- **Exercise A**
Rewrite the paragraph of the book column that opens "Published by Milkweed Editions" more briefly, keeping its main facts.
- **Exercise B**
Transcribe a passage from the book column below, starting at the words "Published by Milkweed" and stopping after "I can fill.".

Literate Matters: There's always some of the old with the new when good reading is served

Glen Young
Glen Young

With the year winding down, and plenty of other reviewers opining about the best books of the past year, I’d prefer instead to think about the books I’m looking ahead to in the new year.

Granted not all of the titles on my list are forthcoming; some came late this year and are still working their way to the top of the pile and at least one is more seasoned yet.

Making the top of the pile just this past week and the most established is “Braiding Sweetgrass, finally in the rotation thanks to a most-appreciated Secret Santa. Written by Robin Wall Kimmerer, it’s long seemed like every serious reader I encountered touted this collection of “Indigenous Wisdom, Scientific Knowledge, and the Teachings of Plants.”

"Braiding Sweetgrass" by Robin Wall Kimmerer
"Braiding Sweetgrass" by Robin Wall Kimmerer

Published by Milkweed Editions in 2015, “Braiding Sweetgrass” provides insight into the knowable and the unknowable through ruminations on “Learning The Grammar of Animacy” and “Putting Down Roots.” I’ve long considered this a hole in my reading experience, though it’s now one I can fill.

- **Data lines**
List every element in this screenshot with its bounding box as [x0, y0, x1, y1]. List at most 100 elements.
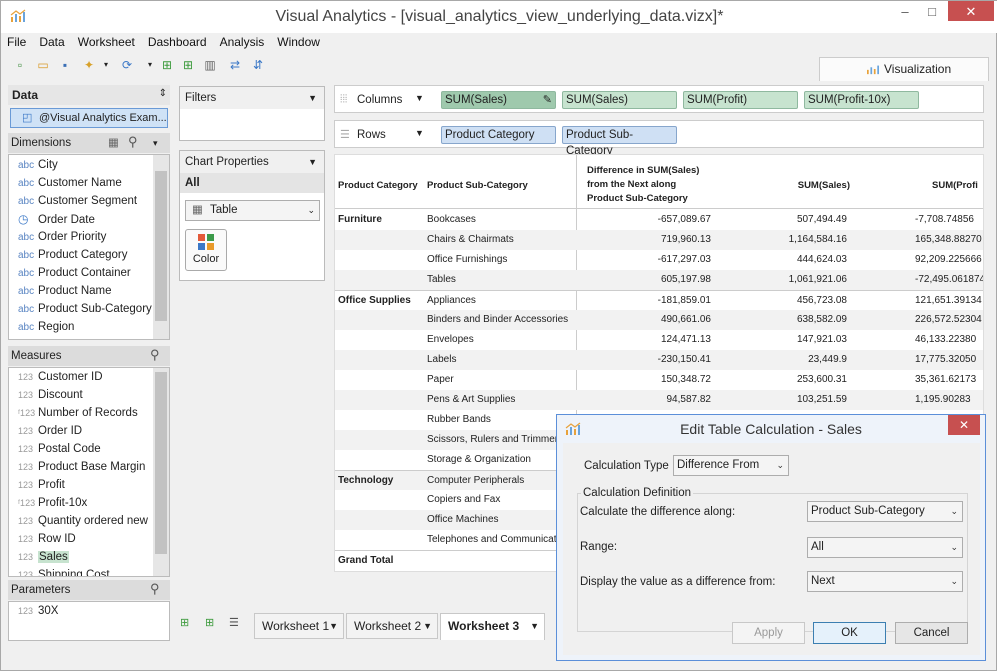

- **Full output A**
Milkweed Editions published "Braiding Sweetgrass" in 2015. It explores the knowable and the unknowable through ruminations on "Learning The Grammar of Animacy" and "Putting Down Roots." The writer has long considered it a gap in their reading, one that can now be filled.

- **Full output B**
Published by Milkweed Editions in 2015, “Braiding Sweetgrass” provides insight into the knowable and the unknowable through ruminations on “Learning The Grammar of Animacy” and “Putting Down Roots.” I’ve long considered this a hole in my reading experience, though it’s now one I can fill.